=== EXERCISE ===
Please write out the material below exactly as given.

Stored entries
┄┄┄┄┄┄┄┄┄┄┄┄┄┄┄┄┄┄┄┄

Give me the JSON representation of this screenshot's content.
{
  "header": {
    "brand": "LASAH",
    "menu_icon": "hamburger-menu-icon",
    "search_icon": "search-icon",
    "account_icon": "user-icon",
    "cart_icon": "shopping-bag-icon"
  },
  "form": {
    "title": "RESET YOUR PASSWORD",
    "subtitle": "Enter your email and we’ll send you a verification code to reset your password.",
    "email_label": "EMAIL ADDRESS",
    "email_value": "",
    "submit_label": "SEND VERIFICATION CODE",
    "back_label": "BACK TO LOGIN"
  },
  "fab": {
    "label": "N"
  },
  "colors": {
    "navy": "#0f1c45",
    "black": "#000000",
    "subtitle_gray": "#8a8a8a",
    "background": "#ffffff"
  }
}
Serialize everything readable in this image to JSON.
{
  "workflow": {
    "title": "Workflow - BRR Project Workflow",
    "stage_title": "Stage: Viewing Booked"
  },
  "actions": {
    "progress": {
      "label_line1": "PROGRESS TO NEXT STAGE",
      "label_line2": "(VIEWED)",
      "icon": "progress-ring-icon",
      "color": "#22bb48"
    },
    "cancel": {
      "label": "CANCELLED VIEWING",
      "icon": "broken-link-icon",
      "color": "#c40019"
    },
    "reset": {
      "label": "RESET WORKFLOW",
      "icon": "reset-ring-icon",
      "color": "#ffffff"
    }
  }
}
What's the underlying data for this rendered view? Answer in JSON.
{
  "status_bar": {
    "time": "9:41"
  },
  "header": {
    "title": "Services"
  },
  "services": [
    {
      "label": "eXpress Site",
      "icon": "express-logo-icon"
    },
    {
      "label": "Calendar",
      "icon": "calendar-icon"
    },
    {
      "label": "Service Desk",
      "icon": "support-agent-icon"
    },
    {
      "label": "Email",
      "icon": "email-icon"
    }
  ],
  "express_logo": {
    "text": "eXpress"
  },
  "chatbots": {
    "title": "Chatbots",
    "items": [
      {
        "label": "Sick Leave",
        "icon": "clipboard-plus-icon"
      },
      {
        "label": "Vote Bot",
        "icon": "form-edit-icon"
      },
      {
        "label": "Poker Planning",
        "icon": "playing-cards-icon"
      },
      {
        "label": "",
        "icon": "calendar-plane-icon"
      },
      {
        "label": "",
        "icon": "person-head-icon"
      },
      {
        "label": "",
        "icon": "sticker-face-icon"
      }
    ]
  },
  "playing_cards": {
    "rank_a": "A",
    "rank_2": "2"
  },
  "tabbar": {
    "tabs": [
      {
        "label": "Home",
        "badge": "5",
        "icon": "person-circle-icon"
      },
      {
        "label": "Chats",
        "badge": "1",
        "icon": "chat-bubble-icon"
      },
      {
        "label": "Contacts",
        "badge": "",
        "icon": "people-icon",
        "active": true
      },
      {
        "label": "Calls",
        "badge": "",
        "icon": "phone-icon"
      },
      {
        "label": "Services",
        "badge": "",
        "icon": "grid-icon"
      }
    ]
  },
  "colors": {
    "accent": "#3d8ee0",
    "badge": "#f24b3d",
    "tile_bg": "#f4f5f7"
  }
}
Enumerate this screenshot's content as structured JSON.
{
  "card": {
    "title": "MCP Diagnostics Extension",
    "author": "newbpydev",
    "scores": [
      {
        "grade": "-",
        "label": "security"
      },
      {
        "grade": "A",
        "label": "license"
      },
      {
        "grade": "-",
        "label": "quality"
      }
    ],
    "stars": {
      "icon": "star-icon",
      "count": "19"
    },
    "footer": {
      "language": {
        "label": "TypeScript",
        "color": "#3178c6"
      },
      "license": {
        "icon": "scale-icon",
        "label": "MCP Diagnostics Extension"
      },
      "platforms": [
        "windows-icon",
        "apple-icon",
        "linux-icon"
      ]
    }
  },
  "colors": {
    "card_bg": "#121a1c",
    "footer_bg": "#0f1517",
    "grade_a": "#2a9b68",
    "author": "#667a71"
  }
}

┄┄┄┄┄┄┄┄┄┄┄┄┄┄┄┄┄┄┄┄

=== EXERCISE RESULT ===
Give me the JSON representation of this screenshot's content.
{
  "header": {
    "brand": "LASAH",
    "menu_icon": "hamburger-menu-icon",
    "search_icon": "search-icon",
    "account_icon": "user-icon",
    "cart_icon": "shopping-bag-icon"
  },
  "form": {
    "title": "RESET YOUR PASSWORD",
    "subtitle": "Enter your email and we’ll send you a verification code to reset your password.",
    "email_label": "EMAIL ADDRESS",
    "email_value": "",
    "submit_label": "SEND VERIFICATION CODE",
    "back_label": "BACK TO LOGIN"
  },
  "fab": {
    "label": "N"
  },
  "colors": {
    "navy": "#0f1c45",
    "black": "#000000",
    "subtitle_gray": "#8a8a8a",
    "background": "#ffffff"
  }
}
Serialize everything readable in this image to JSON.
{
  "workflow": {
    "title": "Workflow - BRR Project Workflow",
    "stage_title": "Stage: Viewing Booked"
  },
  "actions": {
    "progress": {
      "label_line1": "PROGRESS TO NEXT STAGE",
      "label_line2": "(VIEWED)",
      "icon": "progress-ring-icon",
      "color": "#22bb48"
    },
    "cancel": {
      "label": "CANCELLED VIEWING",
      "icon": "broken-link-icon",
      "color": "#c40019"
    },
    "reset": {
      "label": "RESET WORKFLOW",
      "icon": "reset-ring-icon",
      "color": "#ffffff"
    }
  }
}
What's the underlying data for this rendered view? Answer in JSON.
{
  "status_bar": {
    "time": "9:41"
  },
  "header": {
    "title": "Services"
  },
  "services": [
    {
      "label": "eXpress Site",
      "icon": "express-logo-icon"
    },
    {
      "label": "Calendar",
      "icon": "calendar-icon"
    },
    {
      "label": "Service Desk",
      "icon": "support-agent-icon"
    },
    {
      "label": "Email",
      "icon": "email-icon"
    }
  ],
  "express_logo": {
    "text": "eXpress"
  },
  "chatbots": {
    "title": "Chatbots",
    "items": [
      {
        "label": "Sick Leave",
        "icon": "clipboard-plus-icon"
      },
      {
        "label": "Vote Bot",
        "icon": "form-edit-icon"
      },
      {
        "label": "Poker Planning",
        "icon": "playing-cards-icon"
      },
      {
        "label": "",
        "icon": "calendar-plane-icon"
      },
      {
        "label": "",
        "icon": "person-head-icon"
      },
      {
        "label": "",
        "icon": "sticker-face-icon"
      }
    ]
  },
  "playing_cards": {
    "rank_a": "A",
    "rank_2": "2"
  },
  "tabbar": {
    "tabs": [
      {
        "label": "Home",
        "badge": "5",
        "icon": "person-circle-icon"
      },
      {
        "label": "Chats",
        "badge": "1",
        "icon": "chat-bubble-icon"
      },
      {
        "label": "Contacts",
        "badge": "",
        "icon": "people-icon",
        "active": true
      },
      {
        "label": "Calls",
        "badge": "",
        "icon": "phone-icon"
      },
      {
        "label": "Services",
        "badge": "",
        "icon": "grid-icon"
      }
    ]
  },
  "colors": {
    "accent": "#3d8ee0",
    "badge": "#f24b3d",
    "tile_bg": "#f4f5f7"
  }
}
Enumerate this screenshot's content as structured JSON.
{
  "card": {
    "title": "MCP Diagnostics Extension",
    "author": "newbpydev",
    "scores": [
      {
        "grade": "-",
        "label": "security"
      },
      {
        "grade": "A",
        "label": "license"
      },
      {
        "grade": "-",
        "label": "quality"
      }
    ],
    "stars": {
      "icon": "star-icon",
      "count": "19"
    },
    "footer": {
      "language": {
        "label": "TypeScript",
        "color": "#3178c6"
      },
      "license": {
        "icon": "scale-icon",
        "label": "MCP Diagnostics Extension"
      },
      "platforms": [
        "windows-icon",
        "apple-icon",
        "linux-icon"
      ]
    }
  },
  "colors": {
    "card_bg": "#121a1c",
    "footer_bg": "#0f1517",
    "grade_a": "#2a9b68",
    "author": "#667a71"
  }
}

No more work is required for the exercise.